### WRITTEN REQUEST
Each line of the material below that holds the word "name" needs to be copied.

Data extracted from a collection:

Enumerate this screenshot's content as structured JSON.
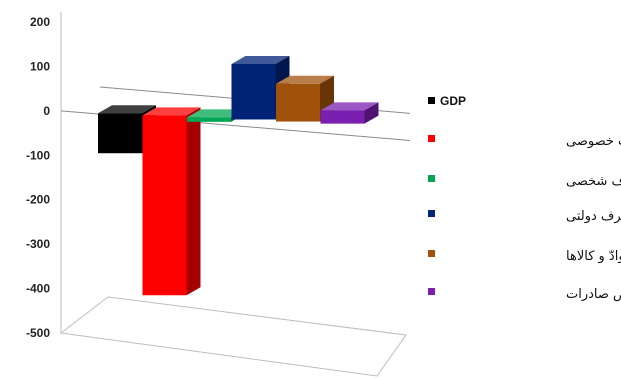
{
  "chart_data": {
    "type": "bar",
    "ylim": [
      -500,
      200
    ],
    "yticks": [
      200,
      100,
      0,
      -100,
      -200,
      -300,
      -400,
      -500
    ],
    "series": [
      {
        "name": "GDP",
        "value": -90,
        "color": "#000000"
      },
      {
        "name": "سرمایه گذاری ثابت خصوصی",
        "value": -405,
        "color": "#ff0000"
      },
      {
        "name": "مصرف شخصی",
        "value": -10,
        "color": "#00a651"
      },
      {
        "name": "مصرف دولتی",
        "value": 125,
        "color": "#002277"
      },
      {
        "name": "موجودی موادّ و کالاها",
        "value": 85,
        "color": "#a0520b"
      },
      {
        "name": "خالص صادرات",
        "value": 30,
        "color": "#7a1fb0"
      }
    ],
    "legend_position": "right",
    "grid": false
  }
}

### RESPONSE
        "name": "GDP",
        "name": "سرمایه گذاری ثابت خصوصی",
        "name": "مصرف شخصی",
        "name": "مصرف دولتی",
        "name": "موجودی موادّ و کالاها",
        "name": "خالص صادرات",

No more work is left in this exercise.